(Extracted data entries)

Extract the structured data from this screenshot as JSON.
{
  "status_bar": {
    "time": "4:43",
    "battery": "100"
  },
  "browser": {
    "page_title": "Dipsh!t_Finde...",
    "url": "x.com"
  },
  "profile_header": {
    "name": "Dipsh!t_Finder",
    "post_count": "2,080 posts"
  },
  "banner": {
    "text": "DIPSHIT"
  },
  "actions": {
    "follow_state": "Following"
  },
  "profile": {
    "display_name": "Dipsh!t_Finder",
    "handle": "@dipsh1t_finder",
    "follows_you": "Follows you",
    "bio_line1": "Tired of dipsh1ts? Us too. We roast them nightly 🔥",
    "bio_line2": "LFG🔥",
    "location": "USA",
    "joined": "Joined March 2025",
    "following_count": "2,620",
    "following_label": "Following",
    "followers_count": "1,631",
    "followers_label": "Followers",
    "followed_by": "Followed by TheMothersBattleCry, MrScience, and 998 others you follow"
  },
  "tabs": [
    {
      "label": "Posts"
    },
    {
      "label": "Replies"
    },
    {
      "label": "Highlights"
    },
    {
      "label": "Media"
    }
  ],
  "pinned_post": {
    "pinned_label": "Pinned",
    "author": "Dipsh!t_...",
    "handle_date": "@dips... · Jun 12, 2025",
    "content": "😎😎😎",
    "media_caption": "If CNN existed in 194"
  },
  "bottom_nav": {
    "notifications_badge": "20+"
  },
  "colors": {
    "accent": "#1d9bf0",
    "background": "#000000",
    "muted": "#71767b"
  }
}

> EXERCISE PROMPT: Make an exact copy of every entry.

> ANSWER TO THIS EXERCISE:
Extract the structured data from this screenshot as JSON.
{
  "status_bar": {
    "time": "4:43",
    "battery": "100"
  },
  "browser": {
    "page_title": "Dipsh!t_Finde...",
    "url": "x.com"
  },
  "profile_header": {
    "name": "Dipsh!t_Finder",
    "post_count": "2,080 posts"
  },
  "banner": {
    "text": "DIPSHIT"
  },
  "actions": {
    "follow_state": "Following"
  },
  "profile": {
    "display_name": "Dipsh!t_Finder",
    "handle": "@dipsh1t_finder",
    "follows_you": "Follows you",
    "bio_line1": "Tired of dipsh1ts? Us too. We roast them nightly 🔥",
    "bio_line2": "LFG🔥",
    "location": "USA",
    "joined": "Joined March 2025",
    "following_count": "2,620",
    "following_label": "Following",
    "followers_count": "1,631",
    "followers_label": "Followers",
    "followed_by": "Followed by TheMothersBattleCry, MrScience, and 998 others you follow"
  },
  "tabs": [
    {
      "label": "Posts"
    },
    {
      "label": "Replies"
    },
    {
      "label": "Highlights"
    },
    {
      "label": "Media"
    }
  ],
  "pinned_post": {
    "pinned_label": "Pinned",
    "author": "Dipsh!t_...",
    "handle_date": "@dips... · Jun 12, 2025",
    "content": "😎😎😎",
    "media_caption": "If CNN existed in 194"
  },
  "bottom_nav": {
    "notifications_badge": "20+"
  },
  "colors": {
    "accent": "#1d9bf0",
    "background": "#000000",
    "muted": "#71767b"
  }
}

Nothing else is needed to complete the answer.